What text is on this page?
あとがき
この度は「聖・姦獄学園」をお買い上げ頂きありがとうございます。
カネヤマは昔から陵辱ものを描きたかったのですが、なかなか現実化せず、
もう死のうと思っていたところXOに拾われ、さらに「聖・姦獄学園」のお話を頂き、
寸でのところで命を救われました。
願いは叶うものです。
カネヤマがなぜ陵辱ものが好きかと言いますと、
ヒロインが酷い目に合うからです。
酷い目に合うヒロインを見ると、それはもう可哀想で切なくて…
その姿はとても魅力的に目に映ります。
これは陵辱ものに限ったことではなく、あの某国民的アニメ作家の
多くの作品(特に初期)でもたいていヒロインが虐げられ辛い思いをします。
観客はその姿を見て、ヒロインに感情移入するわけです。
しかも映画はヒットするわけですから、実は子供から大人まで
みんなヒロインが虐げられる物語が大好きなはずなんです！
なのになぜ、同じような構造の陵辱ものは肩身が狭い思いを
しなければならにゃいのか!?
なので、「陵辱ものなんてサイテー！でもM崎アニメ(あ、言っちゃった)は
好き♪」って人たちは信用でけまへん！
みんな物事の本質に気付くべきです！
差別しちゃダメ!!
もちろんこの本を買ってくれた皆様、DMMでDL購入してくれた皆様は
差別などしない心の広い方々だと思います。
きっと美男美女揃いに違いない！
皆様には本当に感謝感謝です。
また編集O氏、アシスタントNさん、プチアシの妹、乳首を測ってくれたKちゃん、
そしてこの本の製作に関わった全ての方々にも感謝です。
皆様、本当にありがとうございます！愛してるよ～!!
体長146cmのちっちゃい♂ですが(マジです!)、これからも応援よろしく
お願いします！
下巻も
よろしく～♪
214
——————
* **INSTRUCTIONS TO FOLLOW**: Give an exact repetition of all the material.

* **COMPLETED TASK**:
What text is on this page?
あとがき
この度は「聖・姦獄学園」をお買い上げ頂きありがとうございます。
カネヤマは昔から陵辱ものを描きたかったのですが、なかなか現実化せず、
もう死のうと思っていたところXOに拾われ、さらに「聖・姦獄学園」のお話を頂き、
寸でのところで命を救われました。
願いは叶うものです。
カネヤマがなぜ陵辱ものが好きかと言いますと、
ヒロインが酷い目に合うからです。
酷い目に合うヒロインを見ると、それはもう可哀想で切なくて…
その姿はとても魅力的に目に映ります。
これは陵辱ものに限ったことではなく、あの某国民的アニメ作家の
多くの作品(特に初期)でもたいていヒロインが虐げられ辛い思いをします。
観客はその姿を見て、ヒロインに感情移入するわけです。
しかも映画はヒットするわけですから、実は子供から大人まで
みんなヒロインが虐げられる物語が大好きなはずなんです！
なのになぜ、同じような構造の陵辱ものは肩身が狭い思いを
しなければならにゃいのか!?
なので、「陵辱ものなんてサイテー！でもM崎アニメ(あ、言っちゃった)は
好き♪」って人たちは信用でけまへん！
みんな物事の本質に気付くべきです！
差別しちゃダメ!!
もちろんこの本を買ってくれた皆様、DMMでDL購入してくれた皆様は
差別などしない心の広い方々だと思います。
きっと美男美女揃いに違いない！
皆様には本当に感謝感謝です。
また編集O氏、アシスタントNさん、プチアシの妹、乳首を測ってくれたKちゃん、
そしてこの本の製作に関わった全ての方々にも感謝です。
皆様、本当にありがとうございます！愛してるよ～!!
体長146cmのちっちゃい♂ですが(マジです!)、これからも応援よろしく
お願いします！
下巻も
よろしく～♪
214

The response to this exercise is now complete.